[THE EXERCISE]
State the number of lines in these records holding "ブックマーク追加". Say nothing more.
---------- INFORMATION SUPPLIED ----------
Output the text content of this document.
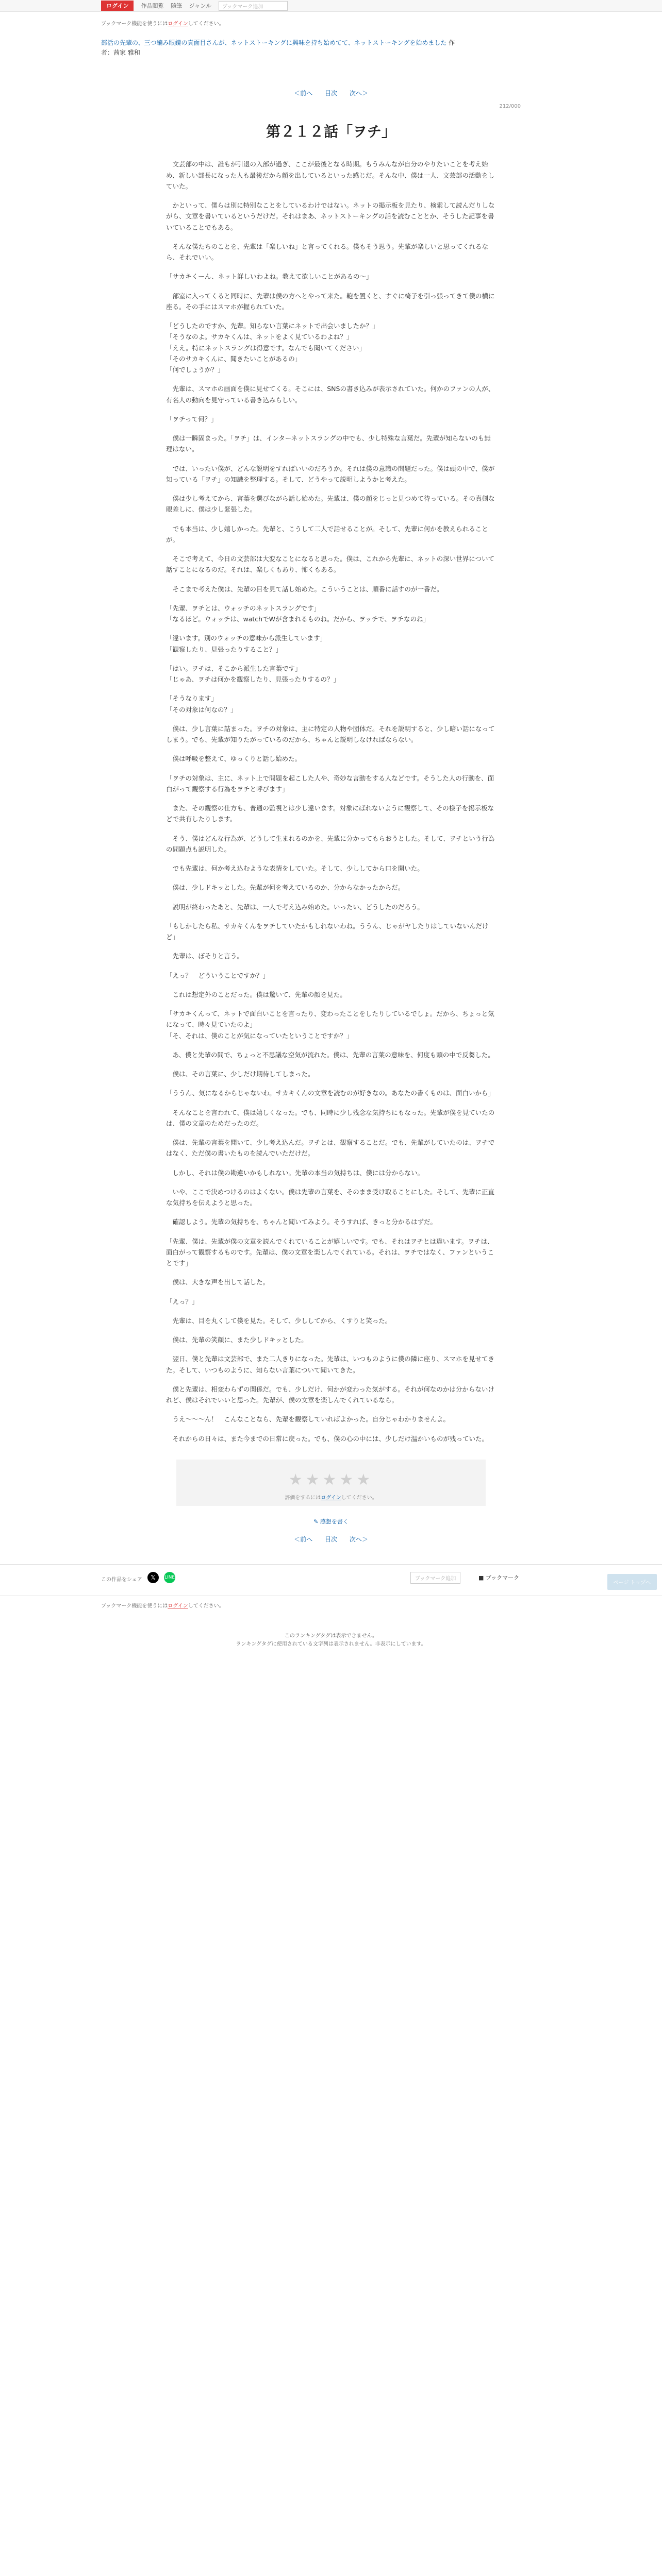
ログイン	作品閲覧 随筆 ジャンル	ブックマーク追加
ブックマーク機能を使うにはログインしてください。
部活の先輩の、三つ編み眼鏡の真面目さんが、ネットストーキングに興味を持ち始めてて、ネットストーキングを始めました 作者：茜家 雅和
＜前へ 目次 次へ＞
212/000
第２１２話「ヲチ」

文芸部の中は、誰もが引退の入部が過ぎ、ここが最後となる時期。もうみんなが自分のやりたいことを考え始め、新しい部長になった人も最後だから顔を出しているといった感じだ。そんな中、僕は一人、文芸部の活動をしていた。

かといって、僕らは別に特別なことをしているわけではない。ネットの掲示板を見たり、検索して読んだりしながら、文章を書いているというだけだ。それはまあ、ネットストーキングの話を読むこととか、そうした記事を書いていることでもある。

そんな僕たちのことを、先輩は「楽しいね」と言ってくれる。僕もそう思う。先輩が楽しいと思ってくれるなら、それでいい。

「サカキくーん、ネット詳しいわよね。教えて欲しいことがあるの～」

部室に入ってくると同時に、先輩は僕の方へとやって来た。鞄を置くと、すぐに椅子を引っ張ってきて僕の横に座る。その手にはスマホが握られていた。

「どうしたのですか、先輩。知らない言葉にネットで出会いましたか？」
「そうなのよ。サカキくんは、ネットをよく見ているわよね？」
「ええ。特にネットスラングは得意です。なんでも聞いてください」
「そのサカキくんに、聞きたいことがあるの」
「何でしょうか？」

先輩は、スマホの画面を僕に見せてくる。そこには、SNSの書き込みが表示されていた。何かのファンの人が、有名人の動向を見守っている書き込みらしい。

「ヲチって何？」

僕は一瞬固まった。「ヲチ」は、インターネットスラングの中でも、少し特殊な言葉だ。先輩が知らないのも無理はない。

では、いったい僕が、どんな説明をすればいいのだろうか。それは僕の意識の問題だった。僕は頭の中で、僕が知っている「ヲチ」の知識を整理する。そして、どうやって説明しようかと考えた。

僕は少し考えてから、言葉を選びながら話し始めた。先輩は、僕の顔をじっと見つめて待っている。その真剣な眼差しに、僕は少し緊張した。

でも本当は、少し嬉しかった。先輩と、こうして二人で話せることが。そして、先輩に何かを教えられることが。

そこで考えて、今日の文芸部は大変なことになると思った。僕は、これから先輩に、ネットの深い世界について話すことになるのだ。それは、楽しくもあり、怖くもある。

そこまで考えた僕は、先輩の目を見て話し始めた。こういうことは、順番に話すのが一番だ。

「先輩、ヲチとは、ウォッチのネットスラングです」
「なるほど。ウォッチは、watchでWが含まれるものね。だから、ヲッチで、ヲチなのね」

「違います。別のウォッチの意味から派生しています」
「観察したり、見張ったりすること？」

「はい。ヲチは、そこから派生した言葉です」
「じゃあ、ヲチは何かを観察したり、見張ったりするの？」

「そうなります」
「その対象は何なの？」

僕は、少し言葉に詰まった。ヲチの対象は、主に特定の人物や団体だ。それを説明すると、少し暗い話になってしまう。でも、先輩が知りたがっているのだから、ちゃんと説明しなければならない。

僕は呼吸を整えて、ゆっくりと話し始めた。

「ヲチの対象は、主に、ネット上で問題を起こした人や、奇妙な言動をする人などです。そうした人の行動を、面白がって観察する行為をヲチと呼びます」

また、その観察の仕方も、普通の監視とは少し違います。対象にばれないように観察して、その様子を掲示板などで共有したりします。

そう、僕はどんな行為が、どうして生まれるのかを、先輩に分かってもらおうとした。そして、ヲチという行為の問題点も説明した。

でも先輩は、何か考え込むような表情をしていた。そして、少ししてから口を開いた。

僕は、少しドキッとした。先輩が何を考えているのか、分からなかったからだ。

説明が終わったあと、先輩は、一人で考え込み始めた。いったい、どうしたのだろう。

「もしかしたら私、サカキくんをヲチしていたかもしれないわね。ううん、じゃがヤしたりはしていないんだけど」

先輩は、ぼそりと言う。

「えっ？　どういうことですか？」

これは想定外のことだった。僕は驚いて、先輩の顔を見た。

「サカキくんって、ネットで面白いことを言ったり、変わったことをしたりしているでしょ。だから、ちょっと気になって、時々見ていたのよ」
「そ、それは、僕のことが気になっていたということですか？」

あ、僕と先輩の間で、ちょっと不思議な空気が流れた。僕は、先輩の言葉の意味を、何度も頭の中で反芻した。

僕は、その言葉に、少しだけ期待してしまった。

「ううん、気になるからじゃないわ。サカキくんの文章を読むのが好きなの。あなたの書くものは、面白いから」

そんなことを言われて、僕は嬉しくなった。でも、同時に少し残念な気持ちにもなった。先輩が僕を見ていたのは、僕の文章のためだったのだ。

僕は、先輩の言葉を聞いて、少し考え込んだ。ヲチとは、観察することだ。でも、先輩がしていたのは、ヲチではなく、ただ僕の書いたものを読んでいただけだ。

しかし、それは僕の勘違いかもしれない。先輩の本当の気持ちは、僕には分からない。

いや、ここで決めつけるのはよくない。僕は先輩の言葉を、そのまま受け取ることにした。そして、先輩に正直な気持ちを伝えようと思った。

確認しよう。先輩の気持ちを、ちゃんと聞いてみよう。そうすれば、きっと分かるはずだ。

「先輩、僕は、先輩が僕の文章を読んでくれていることが嬉しいです。でも、それはヲチとは違います。ヲチは、面白がって観察するものです。先輩は、僕の文章を楽しんでくれている。それは、ヲチではなく、ファンということです」

僕は、大きな声を出して話した。

「えっ？」

先輩は、目を丸くして僕を見た。そして、少ししてから、くすりと笑った。

僕は、先輩の笑顔に、また少しドキッとした。

翌日、僕と先輩は文芸部で、また二人きりになった。先輩は、いつものように僕の隣に座り、スマホを見せてきた。そして、いつものように、知らない言葉について聞いてきた。

僕と先輩は、相変わらずの関係だ。でも、少しだけ、何かが変わった気がする。それが何なのかは分からないけれど、僕はそれでいいと思った。先輩が、僕の文章を楽しんでくれているなら。

うえ～～～ん！　こんなことなら、先輩を観察していればよかった。自分じゃわかりませんよ。

それからの日々は、また今までの日常に戻った。でも、僕の心の中には、少しだけ温かいものが残っていた。

ページ トップへ
★★★★★
評価をするにはログインしてください。
✎ 感想を書く
＜前へ 目次 次へ＞
この作品をシェア	𝕏	LINE	ブックマーク追加	■ ブックマーク
ブックマーク機能を使うにはログインしてください。
このランキングタグは表示できません。
ランキングタグに使用されている文字列は表示されません。非表示にしています。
----------
[RESPONSE TO THE EXERCISE]
2